*Do this*
Copy all entries without alteration and skip the pictures they hold.

[Entries taken from a collection]
^^^^^^^^^^^^^^^^
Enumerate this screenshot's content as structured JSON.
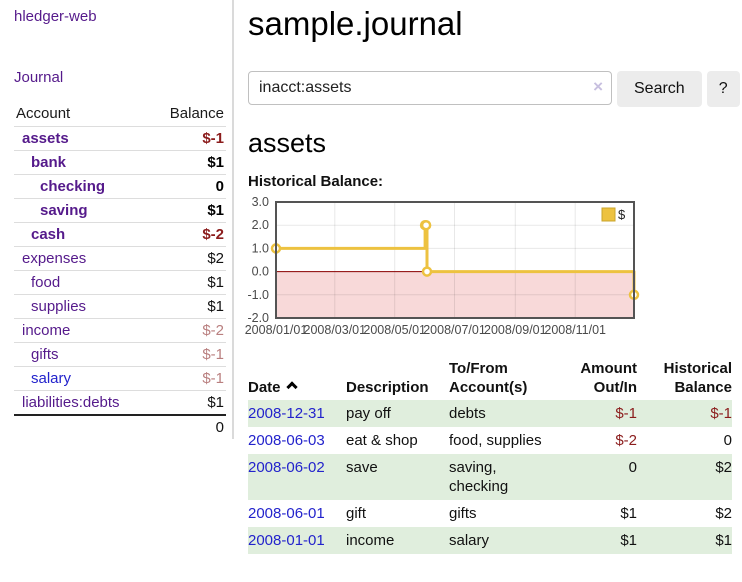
{
  "app": {
    "brand": "hledger-web",
    "nav_journal": "Journal"
  },
  "header": {
    "title": "sample.journal"
  },
  "search": {
    "value": "inacct:assets",
    "clear_icon": "×",
    "button_label": "Search",
    "help_label": "?"
  },
  "main": {
    "account_title": "assets",
    "chart_label": "Historical Balance:"
  },
  "colors": {
    "link_purple": "#551a8b",
    "link_blue": "#2323cc",
    "negative_strong": "#8b1c1c",
    "negative_muted": "#b97f7f",
    "row_shade_green": "#e0eedd",
    "button_bg": "#ececec",
    "series_yellow": "#EDC240"
  },
  "sidebar": {
    "headers": [
      "Account",
      "Balance"
    ],
    "rows": [
      {
        "account": "assets",
        "balance": "$-1",
        "depth": 1,
        "current": true
      },
      {
        "account": "bank",
        "balance": "$1",
        "depth": 2,
        "current": true
      },
      {
        "account": "checking",
        "balance": "0",
        "depth": 3,
        "current": true
      },
      {
        "account": "saving",
        "balance": "$1",
        "depth": 3,
        "current": true
      },
      {
        "account": "cash",
        "balance": "$-2",
        "depth": 2,
        "current": true
      },
      {
        "account": "expenses",
        "balance": "$2",
        "depth": 1,
        "current": false
      },
      {
        "account": "food",
        "balance": "$1",
        "depth": 2,
        "current": false
      },
      {
        "account": "supplies",
        "balance": "$1",
        "depth": 2,
        "current": false
      },
      {
        "account": "income",
        "balance": "$-2",
        "depth": 1,
        "current": false
      },
      {
        "account": "gifts",
        "balance": "$-1",
        "depth": 2,
        "current": false
      },
      {
        "account": "salary",
        "balance": "$-1",
        "depth": 2,
        "current": false,
        "blue": true
      },
      {
        "account": "liabilities:debts",
        "balance": "$1",
        "depth": 1,
        "current": false
      }
    ],
    "total": "0"
  },
  "chart_data": {
    "type": "line",
    "step": true,
    "title": "Historical Balance:",
    "series": [
      {
        "name": "$",
        "color": "#EDC240",
        "points": [
          {
            "x": "2008-01-01",
            "y": 1
          },
          {
            "x": "2008-06-01",
            "y": 2
          },
          {
            "x": "2008-06-02",
            "y": 2
          },
          {
            "x": "2008-06-03",
            "y": 0
          },
          {
            "x": "2008-12-31",
            "y": -1
          }
        ]
      }
    ],
    "x_ticks": [
      "2008/01/01",
      "2008/03/01",
      "2008/05/01",
      "2008/07/01",
      "2008/09/01",
      "2008/11/01"
    ],
    "y_ticks": [
      "3.0",
      "2.0",
      "1.0",
      "0.0",
      "-1.0",
      "-2.0"
    ],
    "xlim": [
      "2008-01-01",
      "2008-12-31"
    ],
    "ylim": [
      -2,
      3
    ],
    "grid": true,
    "legend_position": "top-right",
    "frame_color": "#545454",
    "negative_region_color": "#f8d9d9",
    "zero_line_color": "#8b0000",
    "legend_border": "#c9a42c",
    "tick_label_color": "#4a4a4a"
  },
  "register": {
    "headers": [
      {
        "line1": "Date",
        "line2": "",
        "sort": "asc"
      },
      {
        "line1": "Description",
        "line2": ""
      },
      {
        "line1": "To/From",
        "line2": "Account(s)"
      },
      {
        "line1": "Amount",
        "line2": "Out/In",
        "align": "right"
      },
      {
        "line1": "Historical",
        "line2": "Balance",
        "align": "right"
      }
    ],
    "rows": [
      {
        "date": "2008-12-31",
        "description": "pay off",
        "accounts": "debts",
        "amount": "$-1",
        "balance": "$-1"
      },
      {
        "date": "2008-06-03",
        "description": "eat & shop",
        "accounts": "food, supplies",
        "amount": "$-2",
        "balance": "0"
      },
      {
        "date": "2008-06-02",
        "description": "save",
        "accounts": "saving, checking",
        "amount": "0",
        "balance": "$2"
      },
      {
        "date": "2008-06-01",
        "description": "gift",
        "accounts": "gifts",
        "amount": "$1",
        "balance": "$2"
      },
      {
        "date": "2008-01-01",
        "description": "income",
        "accounts": "salary",
        "amount": "$1",
        "balance": "$1"
      }
    ]
  }
}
^^^^^^^^^^^^^^^^
*Expected answer*
Enumerate this screenshot's content as structured JSON.
{
  "app": {
    "brand": "hledger-web",
    "nav_journal": "Journal"
  },
  "header": {
    "title": "sample.journal"
  },
  "search": {
    "value": "inacct:assets",
    "clear_icon": "×",
    "button_label": "Search",
    "help_label": "?"
  },
  "main": {
    "account_title": "assets",
    "chart_label": "Historical Balance:"
  },
  "colors": {
    "link_purple": "#551a8b",
    "link_blue": "#2323cc",
    "negative_strong": "#8b1c1c",
    "negative_muted": "#b97f7f",
    "row_shade_green": "#e0eedd",
    "button_bg": "#ececec",
    "series_yellow": "#EDC240"
  },
  "sidebar": {
    "headers": [
      "Account",
      "Balance"
    ],
    "rows": [
      {
        "account": "assets",
        "balance": "$-1",
        "depth": 1,
        "current": true
      },
      {
        "account": "bank",
        "balance": "$1",
        "depth": 2,
        "current": true
      },
      {
        "account": "checking",
        "balance": "0",
        "depth": 3,
        "current": true
      },
      {
        "account": "saving",
        "balance": "$1",
        "depth": 3,
        "current": true
      },
      {
        "account": "cash",
        "balance": "$-2",
        "depth": 2,
        "current": true
      },
      {
        "account": "expenses",
        "balance": "$2",
        "depth": 1,
        "current": false
      },
      {
        "account": "food",
        "balance": "$1",
        "depth": 2,
        "current": false
      },
      {
        "account": "supplies",
        "balance": "$1",
        "depth": 2,
        "current": false
      },
      {
        "account": "income",
        "balance": "$-2",
        "depth": 1,
        "current": false
      },
      {
        "account": "gifts",
        "balance": "$-1",
        "depth": 2,
        "current": false
      },
      {
        "account": "salary",
        "balance": "$-1",
        "depth": 2,
        "current": false,
        "blue": true
      },
      {
        "account": "liabilities:debts",
        "balance": "$1",
        "depth": 1,
        "current": false
      }
    ],
    "total": "0"
  },
  "chart_data": {
    "type": "line",
    "step": true,
    "title": "Historical Balance:",
    "series": [
      {
        "name": "$",
        "color": "#EDC240",
        "points": [
          {
            "x": "2008-01-01",
            "y": 1
          },
          {
            "x": "2008-06-01",
            "y": 2
          },
          {
            "x": "2008-06-02",
            "y": 2
          },
          {
            "x": "2008-06-03",
            "y": 0
          },
          {
            "x": "2008-12-31",
            "y": -1
          }
        ]
      }
    ],
    "x_ticks": [
      "2008/01/01",
      "2008/03/01",
      "2008/05/01",
      "2008/07/01",
      "2008/09/01",
      "2008/11/01"
    ],
    "y_ticks": [
      "3.0",
      "2.0",
      "1.0",
      "0.0",
      "-1.0",
      "-2.0"
    ],
    "xlim": [
      "2008-01-01",
      "2008-12-31"
    ],
    "ylim": [
      -2,
      3
    ],
    "grid": true,
    "legend_position": "top-right",
    "frame_color": "#545454",
    "negative_region_color": "#f8d9d9",
    "zero_line_color": "#8b0000",
    "legend_border": "#c9a42c",
    "tick_label_color": "#4a4a4a"
  },
  "register": {
    "headers": [
      {
        "line1": "Date",
        "line2": "",
        "sort": "asc"
      },
      {
        "line1": "Description",
        "line2": ""
      },
      {
        "line1": "To/From",
        "line2": "Account(s)"
      },
      {
        "line1": "Amount",
        "line2": "Out/In",
        "align": "right"
      },
      {
        "line1": "Historical",
        "line2": "Balance",
        "align": "right"
      }
    ],
    "rows": [
      {
        "date": "2008-12-31",
        "description": "pay off",
        "accounts": "debts",
        "amount": "$-1",
        "balance": "$-1"
      },
      {
        "date": "2008-06-03",
        "description": "eat & shop",
        "accounts": "food, supplies",
        "amount": "$-2",
        "balance": "0"
      },
      {
        "date": "2008-06-02",
        "description": "save",
        "accounts": "saving, checking",
        "amount": "0",
        "balance": "$2"
      },
      {
        "date": "2008-06-01",
        "description": "gift",
        "accounts": "gifts",
        "amount": "$1",
        "balance": "$2"
      },
      {
        "date": "2008-01-01",
        "description": "income",
        "accounts": "salary",
        "amount": "$1",
        "balance": "$1"
      }
    ]
  }
}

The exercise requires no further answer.